ITEMS
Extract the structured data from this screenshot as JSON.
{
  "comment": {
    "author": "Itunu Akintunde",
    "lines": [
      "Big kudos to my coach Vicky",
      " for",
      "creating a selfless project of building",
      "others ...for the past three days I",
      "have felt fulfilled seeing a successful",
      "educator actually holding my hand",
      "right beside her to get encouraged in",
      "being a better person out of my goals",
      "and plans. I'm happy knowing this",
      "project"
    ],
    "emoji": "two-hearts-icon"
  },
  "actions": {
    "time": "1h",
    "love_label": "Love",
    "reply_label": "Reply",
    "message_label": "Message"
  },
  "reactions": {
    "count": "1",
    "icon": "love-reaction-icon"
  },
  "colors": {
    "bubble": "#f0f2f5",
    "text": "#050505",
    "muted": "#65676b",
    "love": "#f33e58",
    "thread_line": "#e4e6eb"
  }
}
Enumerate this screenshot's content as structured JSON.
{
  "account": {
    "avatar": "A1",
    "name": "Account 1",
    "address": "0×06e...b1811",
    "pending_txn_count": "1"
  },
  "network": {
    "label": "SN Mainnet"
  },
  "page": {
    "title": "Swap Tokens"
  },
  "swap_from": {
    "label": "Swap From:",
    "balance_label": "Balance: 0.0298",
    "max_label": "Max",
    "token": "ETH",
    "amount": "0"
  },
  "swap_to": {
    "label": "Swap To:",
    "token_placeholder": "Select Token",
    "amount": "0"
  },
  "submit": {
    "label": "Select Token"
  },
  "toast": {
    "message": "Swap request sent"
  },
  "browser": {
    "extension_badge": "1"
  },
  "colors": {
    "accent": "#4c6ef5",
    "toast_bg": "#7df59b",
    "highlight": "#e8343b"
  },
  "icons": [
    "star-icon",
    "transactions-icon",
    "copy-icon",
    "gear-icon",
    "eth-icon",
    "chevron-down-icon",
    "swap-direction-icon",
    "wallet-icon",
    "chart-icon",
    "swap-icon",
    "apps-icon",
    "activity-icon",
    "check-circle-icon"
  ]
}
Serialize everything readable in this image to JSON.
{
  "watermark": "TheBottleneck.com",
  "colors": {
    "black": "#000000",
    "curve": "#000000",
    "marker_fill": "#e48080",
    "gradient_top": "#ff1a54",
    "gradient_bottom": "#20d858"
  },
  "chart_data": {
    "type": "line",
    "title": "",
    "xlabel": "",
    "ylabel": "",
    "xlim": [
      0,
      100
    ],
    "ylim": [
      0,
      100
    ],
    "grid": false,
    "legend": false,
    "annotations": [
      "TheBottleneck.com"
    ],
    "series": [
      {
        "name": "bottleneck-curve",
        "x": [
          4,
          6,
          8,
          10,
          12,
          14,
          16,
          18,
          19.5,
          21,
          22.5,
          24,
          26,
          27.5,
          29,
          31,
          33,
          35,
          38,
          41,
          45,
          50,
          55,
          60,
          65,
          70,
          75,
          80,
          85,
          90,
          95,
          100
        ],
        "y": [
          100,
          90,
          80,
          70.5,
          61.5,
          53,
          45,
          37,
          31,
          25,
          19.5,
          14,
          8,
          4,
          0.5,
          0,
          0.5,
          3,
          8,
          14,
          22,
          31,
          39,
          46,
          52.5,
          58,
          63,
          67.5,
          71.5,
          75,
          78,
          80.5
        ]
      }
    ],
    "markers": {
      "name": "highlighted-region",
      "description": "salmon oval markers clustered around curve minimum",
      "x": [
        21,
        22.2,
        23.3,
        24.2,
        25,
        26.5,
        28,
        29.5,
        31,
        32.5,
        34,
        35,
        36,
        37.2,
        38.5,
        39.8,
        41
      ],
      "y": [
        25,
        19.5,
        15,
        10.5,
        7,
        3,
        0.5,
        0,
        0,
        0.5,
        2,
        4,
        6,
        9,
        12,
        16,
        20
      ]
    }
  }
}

WHAT IS NEEDED
Filter for "JSON". Return all lines that hold it.

SOLUTION TO THIS EXERCISE
Extract the structured data from this screenshot as JSON.
Enumerate this screenshot's content as structured JSON.
Serialize everything readable in this image to JSON.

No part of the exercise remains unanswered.